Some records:
::::
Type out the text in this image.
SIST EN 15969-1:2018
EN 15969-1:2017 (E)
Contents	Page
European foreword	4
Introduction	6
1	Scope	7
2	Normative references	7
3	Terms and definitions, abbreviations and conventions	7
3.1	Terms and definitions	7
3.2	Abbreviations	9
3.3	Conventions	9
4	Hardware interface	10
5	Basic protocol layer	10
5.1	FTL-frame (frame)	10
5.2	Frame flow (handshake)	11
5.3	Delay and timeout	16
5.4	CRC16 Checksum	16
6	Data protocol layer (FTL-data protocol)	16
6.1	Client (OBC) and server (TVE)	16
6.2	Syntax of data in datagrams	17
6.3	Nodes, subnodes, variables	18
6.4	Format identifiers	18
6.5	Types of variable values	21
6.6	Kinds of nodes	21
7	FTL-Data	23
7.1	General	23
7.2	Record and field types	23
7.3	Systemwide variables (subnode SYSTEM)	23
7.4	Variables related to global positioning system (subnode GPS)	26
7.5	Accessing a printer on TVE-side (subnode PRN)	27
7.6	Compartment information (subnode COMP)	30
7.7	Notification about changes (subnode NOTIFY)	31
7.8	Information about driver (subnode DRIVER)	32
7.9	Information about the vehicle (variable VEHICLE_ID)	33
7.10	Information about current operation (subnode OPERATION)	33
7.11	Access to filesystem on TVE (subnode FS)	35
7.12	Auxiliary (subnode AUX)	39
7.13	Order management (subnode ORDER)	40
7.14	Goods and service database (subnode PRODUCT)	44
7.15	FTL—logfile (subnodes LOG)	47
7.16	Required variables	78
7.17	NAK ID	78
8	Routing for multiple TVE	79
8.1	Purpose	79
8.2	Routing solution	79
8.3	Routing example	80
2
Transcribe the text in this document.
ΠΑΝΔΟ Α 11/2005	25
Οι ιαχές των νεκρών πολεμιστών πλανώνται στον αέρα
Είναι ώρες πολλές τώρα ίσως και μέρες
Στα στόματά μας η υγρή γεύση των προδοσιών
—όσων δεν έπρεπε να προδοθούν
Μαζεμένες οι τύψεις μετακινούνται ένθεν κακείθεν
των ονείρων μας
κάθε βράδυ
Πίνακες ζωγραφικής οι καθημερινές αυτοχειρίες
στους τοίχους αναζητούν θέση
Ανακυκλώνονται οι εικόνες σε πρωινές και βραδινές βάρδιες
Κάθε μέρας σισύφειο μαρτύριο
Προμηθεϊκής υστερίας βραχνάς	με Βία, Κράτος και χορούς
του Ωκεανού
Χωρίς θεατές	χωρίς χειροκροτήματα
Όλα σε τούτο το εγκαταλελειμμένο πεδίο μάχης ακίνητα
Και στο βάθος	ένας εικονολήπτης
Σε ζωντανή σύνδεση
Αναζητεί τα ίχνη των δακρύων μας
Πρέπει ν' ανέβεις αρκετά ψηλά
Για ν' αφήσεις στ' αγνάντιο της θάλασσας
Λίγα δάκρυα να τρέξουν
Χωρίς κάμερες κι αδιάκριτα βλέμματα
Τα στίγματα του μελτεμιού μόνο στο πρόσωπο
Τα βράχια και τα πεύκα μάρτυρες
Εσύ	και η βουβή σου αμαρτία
::::
> [Exercise aim]:
In the lines above, locate the string "definitions". Copy every line where it occurs.

> [Written solution]:
3	Terms and definitions, abbreviations and conventions	7
3.1	Terms and definitions	7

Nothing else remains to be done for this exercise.